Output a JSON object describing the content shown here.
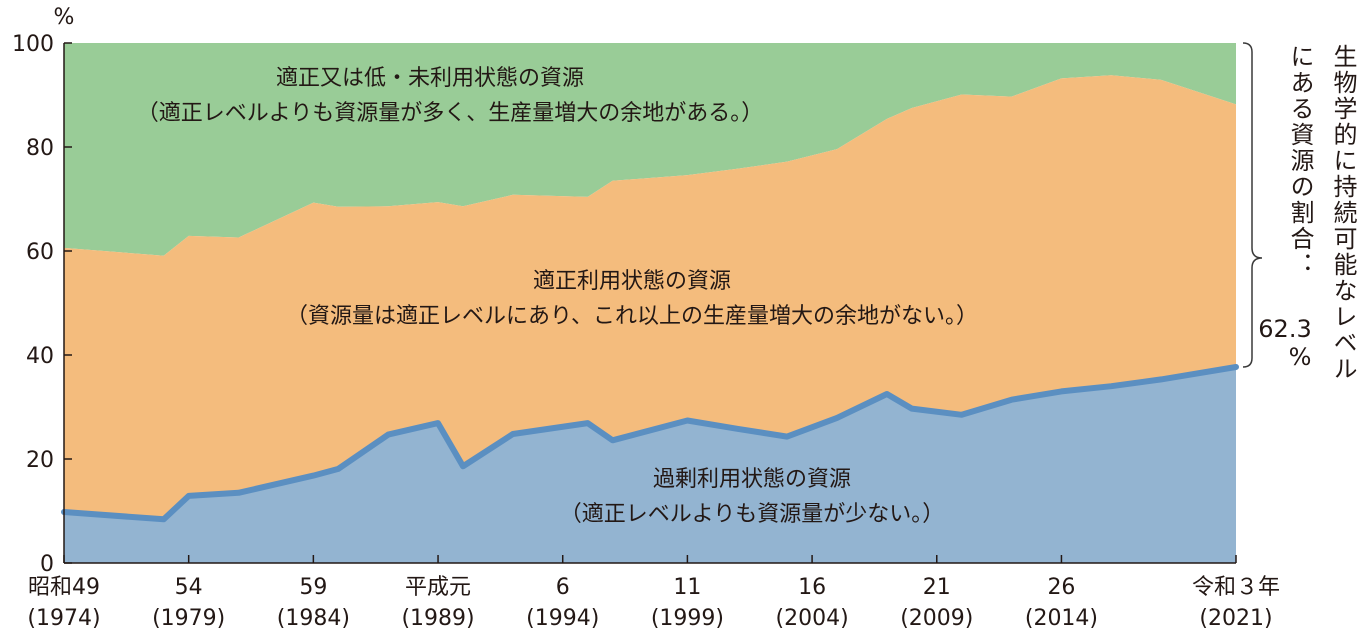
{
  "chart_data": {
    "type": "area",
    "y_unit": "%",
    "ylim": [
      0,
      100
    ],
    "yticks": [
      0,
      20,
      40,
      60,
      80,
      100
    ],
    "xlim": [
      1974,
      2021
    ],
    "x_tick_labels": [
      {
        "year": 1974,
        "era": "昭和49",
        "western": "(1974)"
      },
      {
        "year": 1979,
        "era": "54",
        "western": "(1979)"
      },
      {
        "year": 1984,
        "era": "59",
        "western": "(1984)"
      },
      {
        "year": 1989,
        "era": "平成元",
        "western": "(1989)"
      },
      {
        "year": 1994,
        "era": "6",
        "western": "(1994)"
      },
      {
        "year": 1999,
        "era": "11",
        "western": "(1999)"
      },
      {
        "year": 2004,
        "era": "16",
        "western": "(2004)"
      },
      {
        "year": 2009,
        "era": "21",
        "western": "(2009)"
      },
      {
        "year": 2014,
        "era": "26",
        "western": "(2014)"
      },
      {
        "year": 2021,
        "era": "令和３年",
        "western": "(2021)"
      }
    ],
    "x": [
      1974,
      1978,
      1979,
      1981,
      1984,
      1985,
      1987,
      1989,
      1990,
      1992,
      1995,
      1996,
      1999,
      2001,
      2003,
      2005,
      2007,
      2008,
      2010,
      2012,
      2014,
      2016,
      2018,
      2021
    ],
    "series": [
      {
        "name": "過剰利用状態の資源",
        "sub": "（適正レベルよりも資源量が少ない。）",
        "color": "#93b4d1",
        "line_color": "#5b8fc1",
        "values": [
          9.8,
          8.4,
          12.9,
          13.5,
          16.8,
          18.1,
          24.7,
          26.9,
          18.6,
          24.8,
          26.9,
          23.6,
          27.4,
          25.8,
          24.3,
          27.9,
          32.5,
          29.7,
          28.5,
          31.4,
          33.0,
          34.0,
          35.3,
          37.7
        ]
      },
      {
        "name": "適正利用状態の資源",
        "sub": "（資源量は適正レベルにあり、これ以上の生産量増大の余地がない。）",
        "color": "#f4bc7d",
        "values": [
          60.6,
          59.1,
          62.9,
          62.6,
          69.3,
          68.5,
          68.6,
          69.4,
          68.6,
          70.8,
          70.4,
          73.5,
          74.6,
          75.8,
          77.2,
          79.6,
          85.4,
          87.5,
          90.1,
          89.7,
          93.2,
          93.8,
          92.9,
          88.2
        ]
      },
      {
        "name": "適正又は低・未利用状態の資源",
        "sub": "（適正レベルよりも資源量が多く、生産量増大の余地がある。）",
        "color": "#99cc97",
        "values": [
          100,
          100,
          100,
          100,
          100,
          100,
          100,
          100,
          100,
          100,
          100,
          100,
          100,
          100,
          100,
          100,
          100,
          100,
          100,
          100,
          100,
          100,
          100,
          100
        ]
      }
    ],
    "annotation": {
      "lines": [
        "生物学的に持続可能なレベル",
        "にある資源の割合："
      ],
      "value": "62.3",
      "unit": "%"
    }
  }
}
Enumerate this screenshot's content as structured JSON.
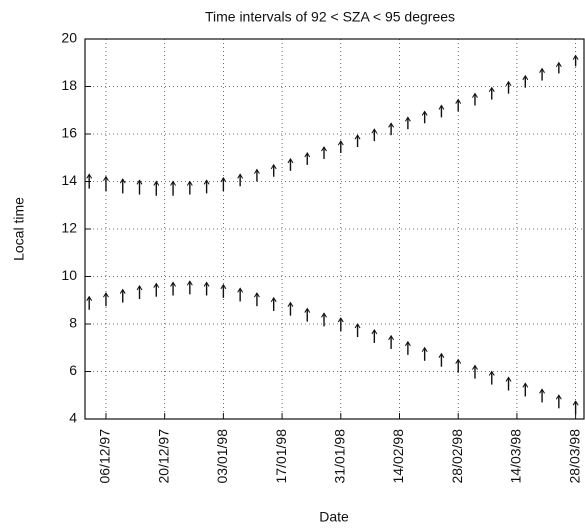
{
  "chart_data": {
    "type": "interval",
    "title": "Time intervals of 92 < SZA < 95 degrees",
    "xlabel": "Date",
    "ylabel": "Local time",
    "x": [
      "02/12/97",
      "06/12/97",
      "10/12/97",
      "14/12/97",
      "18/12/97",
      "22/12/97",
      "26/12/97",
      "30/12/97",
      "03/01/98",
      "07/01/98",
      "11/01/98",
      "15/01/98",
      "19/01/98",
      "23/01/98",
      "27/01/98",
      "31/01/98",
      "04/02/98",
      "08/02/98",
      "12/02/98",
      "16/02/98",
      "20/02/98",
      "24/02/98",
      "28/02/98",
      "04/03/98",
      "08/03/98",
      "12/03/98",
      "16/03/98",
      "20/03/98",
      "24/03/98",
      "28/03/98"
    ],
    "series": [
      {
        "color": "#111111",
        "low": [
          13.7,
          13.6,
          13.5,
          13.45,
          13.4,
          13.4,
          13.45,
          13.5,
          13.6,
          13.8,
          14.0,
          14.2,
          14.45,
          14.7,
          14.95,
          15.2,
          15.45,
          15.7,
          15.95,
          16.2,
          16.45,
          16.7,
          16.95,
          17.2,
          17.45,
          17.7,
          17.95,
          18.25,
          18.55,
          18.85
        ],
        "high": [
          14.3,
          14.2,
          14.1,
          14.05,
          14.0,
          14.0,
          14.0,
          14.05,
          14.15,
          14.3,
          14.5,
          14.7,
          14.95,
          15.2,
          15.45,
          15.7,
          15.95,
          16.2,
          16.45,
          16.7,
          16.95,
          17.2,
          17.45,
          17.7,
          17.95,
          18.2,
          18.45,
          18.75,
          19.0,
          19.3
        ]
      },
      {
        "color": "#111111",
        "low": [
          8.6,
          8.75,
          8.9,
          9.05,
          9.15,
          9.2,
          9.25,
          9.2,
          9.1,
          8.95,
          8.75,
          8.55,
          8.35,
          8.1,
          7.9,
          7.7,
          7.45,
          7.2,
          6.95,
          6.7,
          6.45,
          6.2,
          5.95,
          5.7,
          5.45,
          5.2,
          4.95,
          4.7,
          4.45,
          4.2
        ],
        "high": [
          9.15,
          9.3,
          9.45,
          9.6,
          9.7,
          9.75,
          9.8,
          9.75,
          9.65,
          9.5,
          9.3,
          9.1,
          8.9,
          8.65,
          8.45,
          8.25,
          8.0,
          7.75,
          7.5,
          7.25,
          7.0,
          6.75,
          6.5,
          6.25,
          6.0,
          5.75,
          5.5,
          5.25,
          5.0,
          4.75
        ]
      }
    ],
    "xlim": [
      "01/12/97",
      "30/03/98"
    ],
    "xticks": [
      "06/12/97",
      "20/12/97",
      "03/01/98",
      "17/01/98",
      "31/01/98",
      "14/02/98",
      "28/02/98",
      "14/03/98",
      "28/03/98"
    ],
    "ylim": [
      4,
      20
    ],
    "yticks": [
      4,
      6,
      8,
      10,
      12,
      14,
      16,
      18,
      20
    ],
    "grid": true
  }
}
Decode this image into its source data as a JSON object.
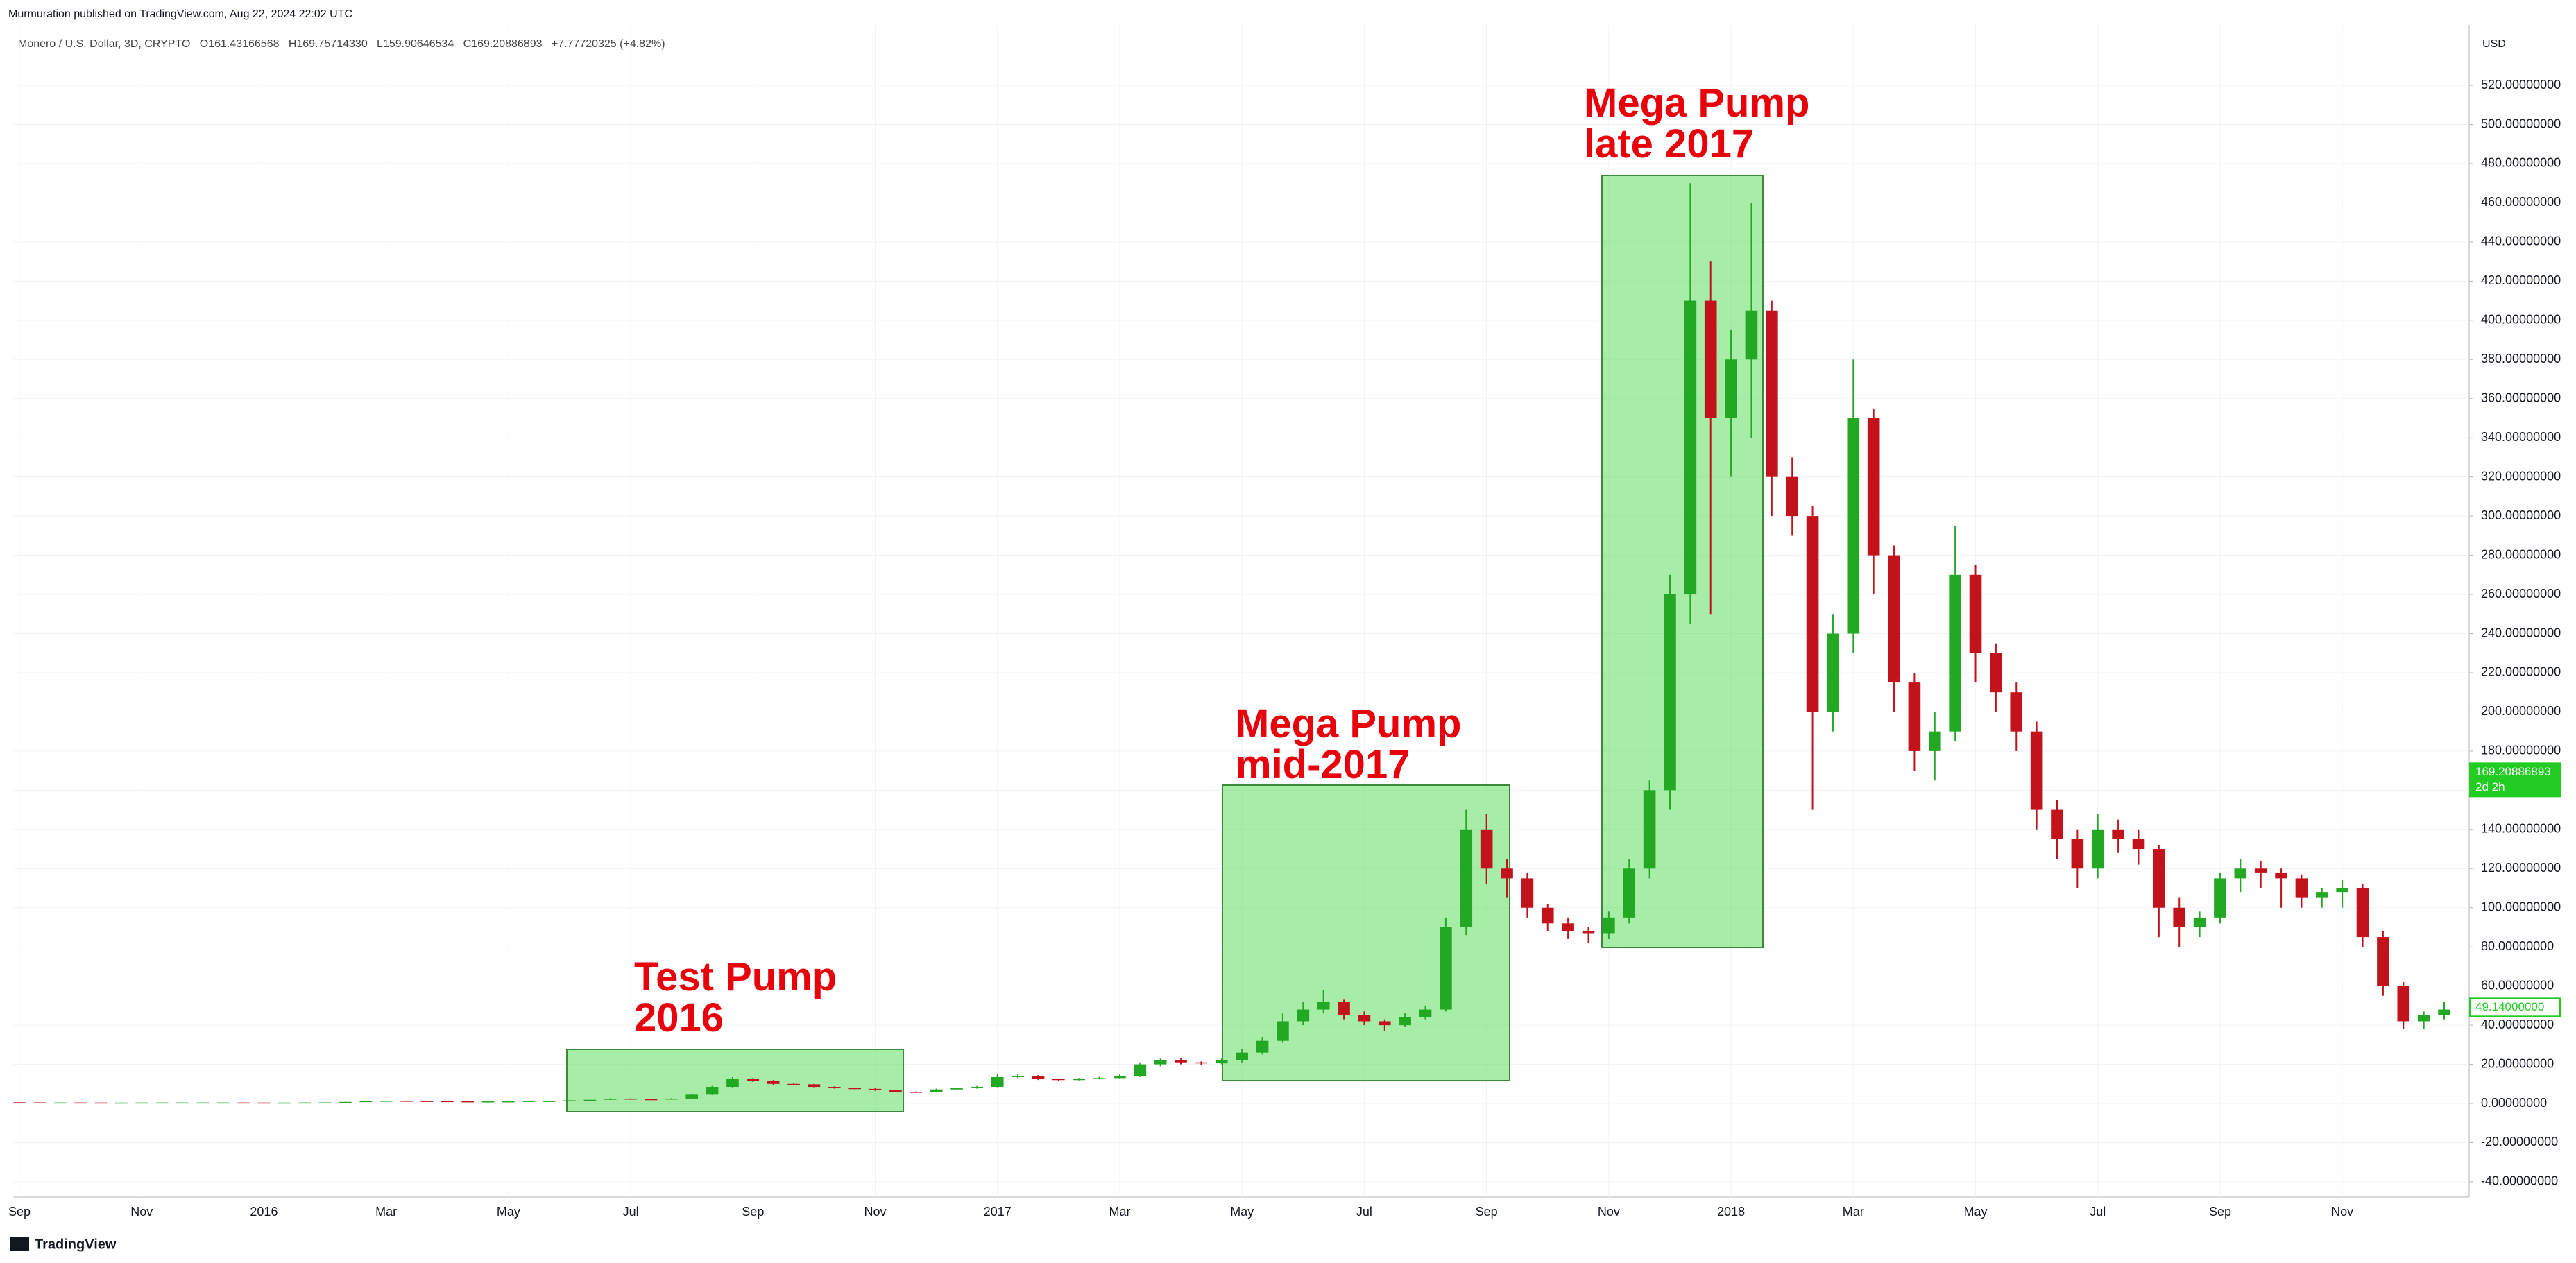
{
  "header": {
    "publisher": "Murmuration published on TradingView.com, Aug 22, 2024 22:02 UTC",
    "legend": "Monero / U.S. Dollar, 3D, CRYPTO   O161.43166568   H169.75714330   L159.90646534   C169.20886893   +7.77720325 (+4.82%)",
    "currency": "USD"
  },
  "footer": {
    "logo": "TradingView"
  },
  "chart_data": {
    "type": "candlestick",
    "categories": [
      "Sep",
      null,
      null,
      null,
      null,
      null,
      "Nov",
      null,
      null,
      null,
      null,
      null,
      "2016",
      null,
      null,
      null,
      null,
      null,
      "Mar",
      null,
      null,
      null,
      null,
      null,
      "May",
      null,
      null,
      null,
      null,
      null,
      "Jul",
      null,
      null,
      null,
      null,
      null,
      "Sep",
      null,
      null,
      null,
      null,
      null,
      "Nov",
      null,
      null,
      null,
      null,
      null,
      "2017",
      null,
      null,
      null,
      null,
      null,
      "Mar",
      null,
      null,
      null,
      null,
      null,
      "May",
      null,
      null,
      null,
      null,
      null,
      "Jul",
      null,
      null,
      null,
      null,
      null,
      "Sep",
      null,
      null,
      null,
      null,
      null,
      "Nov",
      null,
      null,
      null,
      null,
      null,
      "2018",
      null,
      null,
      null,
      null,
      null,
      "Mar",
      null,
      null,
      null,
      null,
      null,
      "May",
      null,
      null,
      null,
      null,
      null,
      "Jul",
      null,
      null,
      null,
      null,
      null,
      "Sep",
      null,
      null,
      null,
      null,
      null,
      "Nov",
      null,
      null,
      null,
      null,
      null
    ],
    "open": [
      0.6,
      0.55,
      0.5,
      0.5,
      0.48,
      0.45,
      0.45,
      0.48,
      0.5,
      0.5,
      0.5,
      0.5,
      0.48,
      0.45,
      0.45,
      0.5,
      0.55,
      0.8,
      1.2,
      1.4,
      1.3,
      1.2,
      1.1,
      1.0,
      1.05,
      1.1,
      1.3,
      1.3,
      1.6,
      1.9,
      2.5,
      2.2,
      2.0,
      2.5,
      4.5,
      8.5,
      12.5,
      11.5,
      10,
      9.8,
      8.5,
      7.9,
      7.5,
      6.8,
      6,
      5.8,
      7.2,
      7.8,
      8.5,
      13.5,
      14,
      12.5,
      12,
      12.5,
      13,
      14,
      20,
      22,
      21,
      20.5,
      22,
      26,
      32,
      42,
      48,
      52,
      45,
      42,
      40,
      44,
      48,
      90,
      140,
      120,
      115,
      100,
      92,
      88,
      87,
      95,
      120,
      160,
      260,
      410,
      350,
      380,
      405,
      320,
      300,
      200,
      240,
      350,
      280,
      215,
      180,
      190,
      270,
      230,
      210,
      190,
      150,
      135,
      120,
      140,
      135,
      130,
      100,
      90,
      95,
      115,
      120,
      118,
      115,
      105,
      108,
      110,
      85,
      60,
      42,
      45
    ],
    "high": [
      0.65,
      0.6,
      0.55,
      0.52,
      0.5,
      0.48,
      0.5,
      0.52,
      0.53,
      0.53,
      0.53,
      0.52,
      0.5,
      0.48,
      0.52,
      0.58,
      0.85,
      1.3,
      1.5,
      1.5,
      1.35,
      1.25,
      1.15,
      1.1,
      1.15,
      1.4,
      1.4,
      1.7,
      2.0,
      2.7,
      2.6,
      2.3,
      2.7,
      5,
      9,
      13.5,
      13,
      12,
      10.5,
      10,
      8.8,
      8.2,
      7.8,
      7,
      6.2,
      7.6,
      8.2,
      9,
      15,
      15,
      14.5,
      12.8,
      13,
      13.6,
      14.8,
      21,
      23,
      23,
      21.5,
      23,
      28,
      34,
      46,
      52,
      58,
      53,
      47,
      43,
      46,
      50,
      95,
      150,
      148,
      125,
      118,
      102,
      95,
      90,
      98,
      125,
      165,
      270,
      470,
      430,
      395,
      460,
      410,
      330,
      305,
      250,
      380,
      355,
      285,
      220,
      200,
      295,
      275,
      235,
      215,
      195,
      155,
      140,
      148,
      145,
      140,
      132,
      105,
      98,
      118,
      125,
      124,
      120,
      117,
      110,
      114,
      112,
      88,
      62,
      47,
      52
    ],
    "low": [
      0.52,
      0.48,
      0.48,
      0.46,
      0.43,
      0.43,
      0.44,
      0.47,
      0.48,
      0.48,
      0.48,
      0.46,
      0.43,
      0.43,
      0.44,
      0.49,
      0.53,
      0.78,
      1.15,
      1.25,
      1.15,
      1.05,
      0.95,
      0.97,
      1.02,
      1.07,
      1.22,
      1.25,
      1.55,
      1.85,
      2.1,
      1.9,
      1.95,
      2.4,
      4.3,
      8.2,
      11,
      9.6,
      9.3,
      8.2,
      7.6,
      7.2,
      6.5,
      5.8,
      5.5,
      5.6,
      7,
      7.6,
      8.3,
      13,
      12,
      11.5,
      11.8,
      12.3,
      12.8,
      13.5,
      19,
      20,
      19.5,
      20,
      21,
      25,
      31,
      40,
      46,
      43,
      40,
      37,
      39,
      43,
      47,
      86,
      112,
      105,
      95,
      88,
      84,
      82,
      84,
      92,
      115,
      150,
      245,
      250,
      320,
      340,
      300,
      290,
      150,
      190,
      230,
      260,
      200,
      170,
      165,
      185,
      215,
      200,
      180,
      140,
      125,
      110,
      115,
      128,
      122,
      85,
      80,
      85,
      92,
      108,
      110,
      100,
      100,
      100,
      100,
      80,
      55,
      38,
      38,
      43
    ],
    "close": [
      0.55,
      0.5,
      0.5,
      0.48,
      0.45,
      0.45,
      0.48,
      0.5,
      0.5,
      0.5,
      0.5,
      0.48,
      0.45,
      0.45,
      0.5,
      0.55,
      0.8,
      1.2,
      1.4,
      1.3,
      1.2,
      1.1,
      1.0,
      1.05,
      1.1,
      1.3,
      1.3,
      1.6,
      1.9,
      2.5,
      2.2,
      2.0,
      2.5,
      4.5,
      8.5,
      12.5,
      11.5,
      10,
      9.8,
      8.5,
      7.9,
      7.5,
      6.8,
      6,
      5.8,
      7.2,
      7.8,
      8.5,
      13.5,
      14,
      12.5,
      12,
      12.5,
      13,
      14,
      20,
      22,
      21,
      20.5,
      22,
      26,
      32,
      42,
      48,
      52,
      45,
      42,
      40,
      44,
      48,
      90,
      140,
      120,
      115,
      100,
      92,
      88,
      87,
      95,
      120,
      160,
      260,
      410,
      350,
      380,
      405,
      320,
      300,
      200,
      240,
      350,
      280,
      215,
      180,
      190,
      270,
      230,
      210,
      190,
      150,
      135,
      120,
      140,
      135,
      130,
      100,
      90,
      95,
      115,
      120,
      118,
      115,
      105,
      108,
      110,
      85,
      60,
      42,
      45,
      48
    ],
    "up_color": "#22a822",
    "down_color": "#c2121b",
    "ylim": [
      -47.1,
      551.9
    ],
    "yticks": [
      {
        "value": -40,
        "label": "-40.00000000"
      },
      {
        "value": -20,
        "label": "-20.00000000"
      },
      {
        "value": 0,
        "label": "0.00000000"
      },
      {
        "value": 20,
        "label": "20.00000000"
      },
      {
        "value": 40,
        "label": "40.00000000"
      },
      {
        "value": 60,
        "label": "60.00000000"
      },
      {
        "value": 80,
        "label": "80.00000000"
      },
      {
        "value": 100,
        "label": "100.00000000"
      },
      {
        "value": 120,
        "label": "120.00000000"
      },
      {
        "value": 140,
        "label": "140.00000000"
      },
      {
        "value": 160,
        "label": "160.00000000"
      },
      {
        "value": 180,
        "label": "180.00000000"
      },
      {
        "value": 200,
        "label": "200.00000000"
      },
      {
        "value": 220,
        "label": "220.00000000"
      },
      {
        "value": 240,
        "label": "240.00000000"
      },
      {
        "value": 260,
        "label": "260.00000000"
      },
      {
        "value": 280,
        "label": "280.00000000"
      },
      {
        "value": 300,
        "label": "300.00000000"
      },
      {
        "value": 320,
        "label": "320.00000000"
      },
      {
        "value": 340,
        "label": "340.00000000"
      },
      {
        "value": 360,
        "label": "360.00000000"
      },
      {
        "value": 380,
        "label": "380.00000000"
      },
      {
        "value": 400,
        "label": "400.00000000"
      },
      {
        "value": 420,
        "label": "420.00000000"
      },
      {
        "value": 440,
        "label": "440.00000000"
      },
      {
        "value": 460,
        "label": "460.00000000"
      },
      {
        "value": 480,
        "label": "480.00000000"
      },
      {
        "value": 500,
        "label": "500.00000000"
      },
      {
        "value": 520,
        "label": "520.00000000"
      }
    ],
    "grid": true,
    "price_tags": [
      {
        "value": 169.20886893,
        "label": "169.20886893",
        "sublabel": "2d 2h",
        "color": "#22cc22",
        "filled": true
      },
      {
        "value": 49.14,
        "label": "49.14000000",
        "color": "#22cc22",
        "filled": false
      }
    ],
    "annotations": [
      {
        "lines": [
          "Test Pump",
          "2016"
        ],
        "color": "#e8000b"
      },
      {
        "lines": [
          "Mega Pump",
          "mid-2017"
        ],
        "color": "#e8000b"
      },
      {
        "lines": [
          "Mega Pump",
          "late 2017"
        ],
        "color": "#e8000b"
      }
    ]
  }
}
::::::::
What to work on:
Locate the string "year" in the listing above and copy every line where it occurs.

Response:
        "year": 1974,
        "year": 1979,
        "year": 1984,
        "year": 1989,
        "year": 1994,
        "year": 1999,
        "year": 2004,
        "year": 2009,
        "year": 2014,
        "year": 2021,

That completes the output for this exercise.